Task to carry out: Print the entire listing. Each line must match the original exactly.

##### Information provided

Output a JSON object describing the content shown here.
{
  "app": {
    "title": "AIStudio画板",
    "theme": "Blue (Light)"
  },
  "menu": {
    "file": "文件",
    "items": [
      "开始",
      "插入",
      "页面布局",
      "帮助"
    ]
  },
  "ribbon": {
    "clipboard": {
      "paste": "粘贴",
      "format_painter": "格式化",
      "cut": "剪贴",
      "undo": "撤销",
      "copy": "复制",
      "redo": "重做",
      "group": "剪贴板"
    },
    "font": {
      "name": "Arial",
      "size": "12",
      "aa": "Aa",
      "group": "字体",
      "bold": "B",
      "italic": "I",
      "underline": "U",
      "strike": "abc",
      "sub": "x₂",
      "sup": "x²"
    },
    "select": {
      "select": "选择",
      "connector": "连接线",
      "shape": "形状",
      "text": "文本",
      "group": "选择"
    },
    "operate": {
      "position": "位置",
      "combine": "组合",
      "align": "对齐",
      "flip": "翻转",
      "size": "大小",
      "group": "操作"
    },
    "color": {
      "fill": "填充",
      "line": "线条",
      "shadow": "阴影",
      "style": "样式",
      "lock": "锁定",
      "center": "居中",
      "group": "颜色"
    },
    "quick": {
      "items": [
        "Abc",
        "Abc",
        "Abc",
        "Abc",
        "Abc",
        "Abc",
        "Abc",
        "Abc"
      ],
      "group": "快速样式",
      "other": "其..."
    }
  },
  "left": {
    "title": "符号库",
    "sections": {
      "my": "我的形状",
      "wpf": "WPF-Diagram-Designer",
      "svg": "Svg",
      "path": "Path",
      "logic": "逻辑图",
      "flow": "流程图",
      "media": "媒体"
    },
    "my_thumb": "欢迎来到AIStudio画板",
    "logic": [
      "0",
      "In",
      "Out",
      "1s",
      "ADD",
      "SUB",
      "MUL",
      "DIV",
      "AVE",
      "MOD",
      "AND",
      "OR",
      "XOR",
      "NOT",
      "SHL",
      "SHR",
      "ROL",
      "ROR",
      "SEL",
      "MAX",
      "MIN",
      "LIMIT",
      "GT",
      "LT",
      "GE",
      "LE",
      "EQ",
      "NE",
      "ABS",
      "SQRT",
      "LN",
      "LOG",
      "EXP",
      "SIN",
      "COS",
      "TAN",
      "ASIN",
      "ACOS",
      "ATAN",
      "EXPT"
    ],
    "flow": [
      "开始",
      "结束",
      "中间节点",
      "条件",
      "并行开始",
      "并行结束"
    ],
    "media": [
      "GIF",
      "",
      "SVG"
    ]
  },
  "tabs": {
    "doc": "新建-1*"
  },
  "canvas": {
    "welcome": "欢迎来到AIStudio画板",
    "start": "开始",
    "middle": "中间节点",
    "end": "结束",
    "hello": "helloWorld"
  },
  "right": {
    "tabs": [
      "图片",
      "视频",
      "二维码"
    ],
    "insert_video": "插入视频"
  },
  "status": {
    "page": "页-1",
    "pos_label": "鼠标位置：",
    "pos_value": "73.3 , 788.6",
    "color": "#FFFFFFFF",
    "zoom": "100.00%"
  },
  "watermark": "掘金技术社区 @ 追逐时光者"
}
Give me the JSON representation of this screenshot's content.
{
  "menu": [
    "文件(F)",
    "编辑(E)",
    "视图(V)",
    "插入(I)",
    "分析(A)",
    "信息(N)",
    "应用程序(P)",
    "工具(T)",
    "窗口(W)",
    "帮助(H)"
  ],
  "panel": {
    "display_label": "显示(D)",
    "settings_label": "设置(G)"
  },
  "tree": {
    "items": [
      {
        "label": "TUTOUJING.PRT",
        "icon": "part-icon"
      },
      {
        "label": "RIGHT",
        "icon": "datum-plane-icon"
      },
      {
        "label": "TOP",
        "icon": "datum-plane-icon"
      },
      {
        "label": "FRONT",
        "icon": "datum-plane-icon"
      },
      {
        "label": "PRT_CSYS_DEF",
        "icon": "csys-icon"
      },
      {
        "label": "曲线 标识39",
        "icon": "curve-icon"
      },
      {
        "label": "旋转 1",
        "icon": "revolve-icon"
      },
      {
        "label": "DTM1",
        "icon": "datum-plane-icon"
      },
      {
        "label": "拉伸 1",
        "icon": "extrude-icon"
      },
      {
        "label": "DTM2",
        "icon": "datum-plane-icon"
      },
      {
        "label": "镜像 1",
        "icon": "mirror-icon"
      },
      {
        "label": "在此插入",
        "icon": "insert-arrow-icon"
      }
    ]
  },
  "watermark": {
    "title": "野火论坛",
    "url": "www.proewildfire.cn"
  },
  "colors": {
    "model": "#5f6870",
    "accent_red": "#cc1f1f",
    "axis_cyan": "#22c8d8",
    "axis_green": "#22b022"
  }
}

##########

Exercise solution:
Output a JSON object describing the content shown here.
{
  "app": {
    "title": "AIStudio画板",
    "theme": "Blue (Light)"
  },
  "menu": {
    "file": "文件",
    "items": [
      "开始",
      "插入",
      "页面布局",
      "帮助"
    ]
  },
  "ribbon": {
    "clipboard": {
      "paste": "粘贴",
      "format_painter": "格式化",
      "cut": "剪贴",
      "undo": "撤销",
      "copy": "复制",
      "redo": "重做",
      "group": "剪贴板"
    },
    "font": {
      "name": "Arial",
      "size": "12",
      "aa": "Aa",
      "group": "字体",
      "bold": "B",
      "italic": "I",
      "underline": "U",
      "strike": "abc",
      "sub": "x₂",
      "sup": "x²"
    },
    "select": {
      "select": "选择",
      "connector": "连接线",
      "shape": "形状",
      "text": "文本",
      "group": "选择"
    },
    "operate": {
      "position": "位置",
      "combine": "组合",
      "align": "对齐",
      "flip": "翻转",
      "size": "大小",
      "group": "操作"
    },
    "color": {
      "fill": "填充",
      "line": "线条",
      "shadow": "阴影",
      "style": "样式",
      "lock": "锁定",
      "center": "居中",
      "group": "颜色"
    },
    "quick": {
      "items": [
        "Abc",
        "Abc",
        "Abc",
        "Abc",
        "Abc",
        "Abc",
        "Abc",
        "Abc"
      ],
      "group": "快速样式",
      "other": "其..."
    }
  },
  "left": {
    "title": "符号库",
    "sections": {
      "my": "我的形状",
      "wpf": "WPF-Diagram-Designer",
      "svg": "Svg",
      "path": "Path",
      "logic": "逻辑图",
      "flow": "流程图",
      "media": "媒体"
    },
    "my_thumb": "欢迎来到AIStudio画板",
    "logic": [
      "0",
      "In",
      "Out",
      "1s",
      "ADD",
      "SUB",
      "MUL",
      "DIV",
      "AVE",
      "MOD",
      "AND",
      "OR",
      "XOR",
      "NOT",
      "SHL",
      "SHR",
      "ROL",
      "ROR",
      "SEL",
      "MAX",
      "MIN",
      "LIMIT",
      "GT",
      "LT",
      "GE",
      "LE",
      "EQ",
      "NE",
      "ABS",
      "SQRT",
      "LN",
      "LOG",
      "EXP",
      "SIN",
      "COS",
      "TAN",
      "ASIN",
      "ACOS",
      "ATAN",
      "EXPT"
    ],
    "flow": [
      "开始",
      "结束",
      "中间节点",
      "条件",
      "并行开始",
      "并行结束"
    ],
    "media": [
      "GIF",
      "",
      "SVG"
    ]
  },
  "tabs": {
    "doc": "新建-1*"
  },
  "canvas": {
    "welcome": "欢迎来到AIStudio画板",
    "start": "开始",
    "middle": "中间节点",
    "end": "结束",
    "hello": "helloWorld"
  },
  "right": {
    "tabs": [
      "图片",
      "视频",
      "二维码"
    ],
    "insert_video": "插入视频"
  },
  "status": {
    "page": "页-1",
    "pos_label": "鼠标位置：",
    "pos_value": "73.3 , 788.6",
    "color": "#FFFFFFFF",
    "zoom": "100.00%"
  },
  "watermark": "掘金技术社区 @ 追逐时光者"
}
Give me the JSON representation of this screenshot's content.
{
  "menu": [
    "文件(F)",
    "编辑(E)",
    "视图(V)",
    "插入(I)",
    "分析(A)",
    "信息(N)",
    "应用程序(P)",
    "工具(T)",
    "窗口(W)",
    "帮助(H)"
  ],
  "panel": {
    "display_label": "显示(D)",
    "settings_label": "设置(G)"
  },
  "tree": {
    "items": [
      {
        "label": "TUTOUJING.PRT",
        "icon": "part-icon"
      },
      {
        "label": "RIGHT",
        "icon": "datum-plane-icon"
      },
      {
        "label": "TOP",
        "icon": "datum-plane-icon"
      },
      {
        "label": "FRONT",
        "icon": "datum-plane-icon"
      },
      {
        "label": "PRT_CSYS_DEF",
        "icon": "csys-icon"
      },
      {
        "label": "曲线 标识39",
        "icon": "curve-icon"
      },
      {
        "label": "旋转 1",
        "icon": "revolve-icon"
      },
      {
        "label": "DTM1",
        "icon": "datum-plane-icon"
      },
      {
        "label": "拉伸 1",
        "icon": "extrude-icon"
      },
      {
        "label": "DTM2",
        "icon": "datum-plane-icon"
      },
      {
        "label": "镜像 1",
        "icon": "mirror-icon"
      },
      {
        "label": "在此插入",
        "icon": "insert-arrow-icon"
      }
    ]
  },
  "watermark": {
    "title": "野火论坛",
    "url": "www.proewildfire.cn"
  },
  "colors": {
    "model": "#5f6870",
    "accent_red": "#cc1f1f",
    "axis_cyan": "#22c8d8",
    "axis_green": "#22b022"
  }
}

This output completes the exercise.